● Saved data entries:
....

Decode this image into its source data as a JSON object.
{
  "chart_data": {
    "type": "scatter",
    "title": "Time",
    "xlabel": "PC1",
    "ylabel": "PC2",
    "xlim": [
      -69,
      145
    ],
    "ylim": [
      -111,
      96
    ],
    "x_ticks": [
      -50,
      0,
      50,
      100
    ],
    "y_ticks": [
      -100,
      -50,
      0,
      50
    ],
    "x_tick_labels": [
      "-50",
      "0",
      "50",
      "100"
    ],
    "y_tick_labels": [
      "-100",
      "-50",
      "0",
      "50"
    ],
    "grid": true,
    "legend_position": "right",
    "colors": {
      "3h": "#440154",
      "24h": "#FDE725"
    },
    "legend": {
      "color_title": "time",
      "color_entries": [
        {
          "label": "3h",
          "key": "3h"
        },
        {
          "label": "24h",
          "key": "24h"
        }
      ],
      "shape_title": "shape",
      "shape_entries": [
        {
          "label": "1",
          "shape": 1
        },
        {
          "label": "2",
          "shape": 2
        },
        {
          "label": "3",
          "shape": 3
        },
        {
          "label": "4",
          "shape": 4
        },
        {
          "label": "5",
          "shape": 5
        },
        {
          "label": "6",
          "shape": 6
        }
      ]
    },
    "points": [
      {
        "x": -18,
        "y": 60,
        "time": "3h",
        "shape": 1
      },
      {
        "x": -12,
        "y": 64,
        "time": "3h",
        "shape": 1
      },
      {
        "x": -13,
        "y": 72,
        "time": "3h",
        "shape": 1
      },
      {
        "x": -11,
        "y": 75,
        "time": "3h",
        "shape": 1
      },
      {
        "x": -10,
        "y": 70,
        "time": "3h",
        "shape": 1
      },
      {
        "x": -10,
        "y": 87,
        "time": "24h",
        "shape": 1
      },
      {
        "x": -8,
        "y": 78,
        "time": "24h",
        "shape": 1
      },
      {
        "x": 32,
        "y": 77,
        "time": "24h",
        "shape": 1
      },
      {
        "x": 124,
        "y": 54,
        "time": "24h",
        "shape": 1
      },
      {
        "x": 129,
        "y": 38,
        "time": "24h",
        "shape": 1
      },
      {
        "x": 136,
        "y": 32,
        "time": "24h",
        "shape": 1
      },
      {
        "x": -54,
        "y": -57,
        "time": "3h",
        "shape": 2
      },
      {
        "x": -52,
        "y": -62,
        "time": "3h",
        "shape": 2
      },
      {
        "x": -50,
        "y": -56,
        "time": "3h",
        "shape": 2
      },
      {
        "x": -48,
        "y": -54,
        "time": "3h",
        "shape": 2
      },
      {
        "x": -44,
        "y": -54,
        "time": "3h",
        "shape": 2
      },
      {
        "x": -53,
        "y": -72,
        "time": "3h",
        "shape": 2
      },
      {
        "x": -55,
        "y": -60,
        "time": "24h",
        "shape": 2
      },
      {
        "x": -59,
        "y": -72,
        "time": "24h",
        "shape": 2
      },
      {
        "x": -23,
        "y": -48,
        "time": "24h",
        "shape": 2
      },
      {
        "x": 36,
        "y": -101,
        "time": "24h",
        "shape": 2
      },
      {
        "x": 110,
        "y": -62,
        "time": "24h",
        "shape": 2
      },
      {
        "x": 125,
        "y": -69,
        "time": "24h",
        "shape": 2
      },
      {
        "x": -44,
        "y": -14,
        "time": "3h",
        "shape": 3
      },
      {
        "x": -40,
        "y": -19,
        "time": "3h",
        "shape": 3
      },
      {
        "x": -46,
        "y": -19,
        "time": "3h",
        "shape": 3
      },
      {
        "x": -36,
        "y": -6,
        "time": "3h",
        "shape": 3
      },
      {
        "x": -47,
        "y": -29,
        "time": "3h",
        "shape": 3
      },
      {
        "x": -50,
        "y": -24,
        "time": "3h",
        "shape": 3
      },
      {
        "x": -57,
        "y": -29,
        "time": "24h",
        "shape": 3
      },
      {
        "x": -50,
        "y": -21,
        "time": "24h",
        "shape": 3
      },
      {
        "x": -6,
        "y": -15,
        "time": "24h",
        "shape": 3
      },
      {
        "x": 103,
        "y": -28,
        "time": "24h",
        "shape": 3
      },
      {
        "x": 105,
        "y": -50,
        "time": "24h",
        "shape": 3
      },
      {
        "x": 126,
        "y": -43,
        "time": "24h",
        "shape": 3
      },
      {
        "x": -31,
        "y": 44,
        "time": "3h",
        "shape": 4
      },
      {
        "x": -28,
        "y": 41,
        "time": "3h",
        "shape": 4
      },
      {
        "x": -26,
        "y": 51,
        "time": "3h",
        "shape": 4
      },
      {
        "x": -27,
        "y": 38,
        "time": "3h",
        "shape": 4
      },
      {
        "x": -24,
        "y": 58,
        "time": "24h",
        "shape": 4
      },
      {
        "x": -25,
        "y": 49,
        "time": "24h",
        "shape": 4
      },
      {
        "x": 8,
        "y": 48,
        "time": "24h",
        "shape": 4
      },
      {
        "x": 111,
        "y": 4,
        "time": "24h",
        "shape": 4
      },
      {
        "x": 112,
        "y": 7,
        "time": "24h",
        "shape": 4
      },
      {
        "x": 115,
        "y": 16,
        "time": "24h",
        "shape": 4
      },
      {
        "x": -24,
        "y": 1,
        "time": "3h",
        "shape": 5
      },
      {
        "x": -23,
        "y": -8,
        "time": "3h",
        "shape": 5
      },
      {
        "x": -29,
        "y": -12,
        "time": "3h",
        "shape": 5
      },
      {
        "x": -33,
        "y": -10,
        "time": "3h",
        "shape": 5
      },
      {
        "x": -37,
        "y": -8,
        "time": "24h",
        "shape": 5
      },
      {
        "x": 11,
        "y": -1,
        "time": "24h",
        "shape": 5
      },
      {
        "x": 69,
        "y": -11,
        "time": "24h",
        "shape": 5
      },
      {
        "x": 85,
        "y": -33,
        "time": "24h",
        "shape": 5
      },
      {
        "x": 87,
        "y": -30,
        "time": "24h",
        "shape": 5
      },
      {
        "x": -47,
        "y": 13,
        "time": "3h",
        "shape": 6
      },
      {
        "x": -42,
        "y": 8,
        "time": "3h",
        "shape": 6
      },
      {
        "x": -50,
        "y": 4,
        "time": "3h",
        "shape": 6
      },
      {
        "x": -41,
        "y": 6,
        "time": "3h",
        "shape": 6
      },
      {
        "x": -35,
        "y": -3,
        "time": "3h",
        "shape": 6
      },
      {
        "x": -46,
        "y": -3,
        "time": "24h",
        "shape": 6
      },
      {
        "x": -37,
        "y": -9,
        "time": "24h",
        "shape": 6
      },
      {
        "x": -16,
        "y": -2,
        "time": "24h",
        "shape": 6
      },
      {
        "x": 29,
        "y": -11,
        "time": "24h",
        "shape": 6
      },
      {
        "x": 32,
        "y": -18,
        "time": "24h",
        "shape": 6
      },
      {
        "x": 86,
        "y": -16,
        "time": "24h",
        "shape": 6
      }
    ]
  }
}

....

● Aim of the task:
Copy out every entry again, exactly as it was given.

● Solved exercise:
Decode this image into its source data as a JSON object.
{
  "chart_data": {
    "type": "scatter",
    "title": "Time",
    "xlabel": "PC1",
    "ylabel": "PC2",
    "xlim": [
      -69,
      145
    ],
    "ylim": [
      -111,
      96
    ],
    "x_ticks": [
      -50,
      0,
      50,
      100
    ],
    "y_ticks": [
      -100,
      -50,
      0,
      50
    ],
    "x_tick_labels": [
      "-50",
      "0",
      "50",
      "100"
    ],
    "y_tick_labels": [
      "-100",
      "-50",
      "0",
      "50"
    ],
    "grid": true,
    "legend_position": "right",
    "colors": {
      "3h": "#440154",
      "24h": "#FDE725"
    },
    "legend": {
      "color_title": "time",
      "color_entries": [
        {
          "label": "3h",
          "key": "3h"
        },
        {
          "label": "24h",
          "key": "24h"
        }
      ],
      "shape_title": "shape",
      "shape_entries": [
        {
          "label": "1",
          "shape": 1
        },
        {
          "label": "2",
          "shape": 2
        },
        {
          "label": "3",
          "shape": 3
        },
        {
          "label": "4",
          "shape": 4
        },
        {
          "label": "5",
          "shape": 5
        },
        {
          "label": "6",
          "shape": 6
        }
      ]
    },
    "points": [
      {
        "x": -18,
        "y": 60,
        "time": "3h",
        "shape": 1
      },
      {
        "x": -12,
        "y": 64,
        "time": "3h",
        "shape": 1
      },
      {
        "x": -13,
        "y": 72,
        "time": "3h",
        "shape": 1
      },
      {
        "x": -11,
        "y": 75,
        "time": "3h",
        "shape": 1
      },
      {
        "x": -10,
        "y": 70,
        "time": "3h",
        "shape": 1
      },
      {
        "x": -10,
        "y": 87,
        "time": "24h",
        "shape": 1
      },
      {
        "x": -8,
        "y": 78,
        "time": "24h",
        "shape": 1
      },
      {
        "x": 32,
        "y": 77,
        "time": "24h",
        "shape": 1
      },
      {
        "x": 124,
        "y": 54,
        "time": "24h",
        "shape": 1
      },
      {
        "x": 129,
        "y": 38,
        "time": "24h",
        "shape": 1
      },
      {
        "x": 136,
        "y": 32,
        "time": "24h",
        "shape": 1
      },
      {
        "x": -54,
        "y": -57,
        "time": "3h",
        "shape": 2
      },
      {
        "x": -52,
        "y": -62,
        "time": "3h",
        "shape": 2
      },
      {
        "x": -50,
        "y": -56,
        "time": "3h",
        "shape": 2
      },
      {
        "x": -48,
        "y": -54,
        "time": "3h",
        "shape": 2
      },
      {
        "x": -44,
        "y": -54,
        "time": "3h",
        "shape": 2
      },
      {
        "x": -53,
        "y": -72,
        "time": "3h",
        "shape": 2
      },
      {
        "x": -55,
        "y": -60,
        "time": "24h",
        "shape": 2
      },
      {
        "x": -59,
        "y": -72,
        "time": "24h",
        "shape": 2
      },
      {
        "x": -23,
        "y": -48,
        "time": "24h",
        "shape": 2
      },
      {
        "x": 36,
        "y": -101,
        "time": "24h",
        "shape": 2
      },
      {
        "x": 110,
        "y": -62,
        "time": "24h",
        "shape": 2
      },
      {
        "x": 125,
        "y": -69,
        "time": "24h",
        "shape": 2
      },
      {
        "x": -44,
        "y": -14,
        "time": "3h",
        "shape": 3
      },
      {
        "x": -40,
        "y": -19,
        "time": "3h",
        "shape": 3
      },
      {
        "x": -46,
        "y": -19,
        "time": "3h",
        "shape": 3
      },
      {
        "x": -36,
        "y": -6,
        "time": "3h",
        "shape": 3
      },
      {
        "x": -47,
        "y": -29,
        "time": "3h",
        "shape": 3
      },
      {
        "x": -50,
        "y": -24,
        "time": "3h",
        "shape": 3
      },
      {
        "x": -57,
        "y": -29,
        "time": "24h",
        "shape": 3
      },
      {
        "x": -50,
        "y": -21,
        "time": "24h",
        "shape": 3
      },
      {
        "x": -6,
        "y": -15,
        "time": "24h",
        "shape": 3
      },
      {
        "x": 103,
        "y": -28,
        "time": "24h",
        "shape": 3
      },
      {
        "x": 105,
        "y": -50,
        "time": "24h",
        "shape": 3
      },
      {
        "x": 126,
        "y": -43,
        "time": "24h",
        "shape": 3
      },
      {
        "x": -31,
        "y": 44,
        "time": "3h",
        "shape": 4
      },
      {
        "x": -28,
        "y": 41,
        "time": "3h",
        "shape": 4
      },
      {
        "x": -26,
        "y": 51,
        "time": "3h",
        "shape": 4
      },
      {
        "x": -27,
        "y": 38,
        "time": "3h",
        "shape": 4
      },
      {
        "x": -24,
        "y": 58,
        "time": "24h",
        "shape": 4
      },
      {
        "x": -25,
        "y": 49,
        "time": "24h",
        "shape": 4
      },
      {
        "x": 8,
        "y": 48,
        "time": "24h",
        "shape": 4
      },
      {
        "x": 111,
        "y": 4,
        "time": "24h",
        "shape": 4
      },
      {
        "x": 112,
        "y": 7,
        "time": "24h",
        "shape": 4
      },
      {
        "x": 115,
        "y": 16,
        "time": "24h",
        "shape": 4
      },
      {
        "x": -24,
        "y": 1,
        "time": "3h",
        "shape": 5
      },
      {
        "x": -23,
        "y": -8,
        "time": "3h",
        "shape": 5
      },
      {
        "x": -29,
        "y": -12,
        "time": "3h",
        "shape": 5
      },
      {
        "x": -33,
        "y": -10,
        "time": "3h",
        "shape": 5
      },
      {
        "x": -37,
        "y": -8,
        "time": "24h",
        "shape": 5
      },
      {
        "x": 11,
        "y": -1,
        "time": "24h",
        "shape": 5
      },
      {
        "x": 69,
        "y": -11,
        "time": "24h",
        "shape": 5
      },
      {
        "x": 85,
        "y": -33,
        "time": "24h",
        "shape": 5
      },
      {
        "x": 87,
        "y": -30,
        "time": "24h",
        "shape": 5
      },
      {
        "x": -47,
        "y": 13,
        "time": "3h",
        "shape": 6
      },
      {
        "x": -42,
        "y": 8,
        "time": "3h",
        "shape": 6
      },
      {
        "x": -50,
        "y": 4,
        "time": "3h",
        "shape": 6
      },
      {
        "x": -41,
        "y": 6,
        "time": "3h",
        "shape": 6
      },
      {
        "x": -35,
        "y": -3,
        "time": "3h",
        "shape": 6
      },
      {
        "x": -46,
        "y": -3,
        "time": "24h",
        "shape": 6
      },
      {
        "x": -37,
        "y": -9,
        "time": "24h",
        "shape": 6
      },
      {
        "x": -16,
        "y": -2,
        "time": "24h",
        "shape": 6
      },
      {
        "x": 29,
        "y": -11,
        "time": "24h",
        "shape": 6
      },
      {
        "x": 32,
        "y": -18,
        "time": "24h",
        "shape": 6
      },
      {
        "x": 86,
        "y": -16,
        "time": "24h",
        "shape": 6
      }
    ]
  }
}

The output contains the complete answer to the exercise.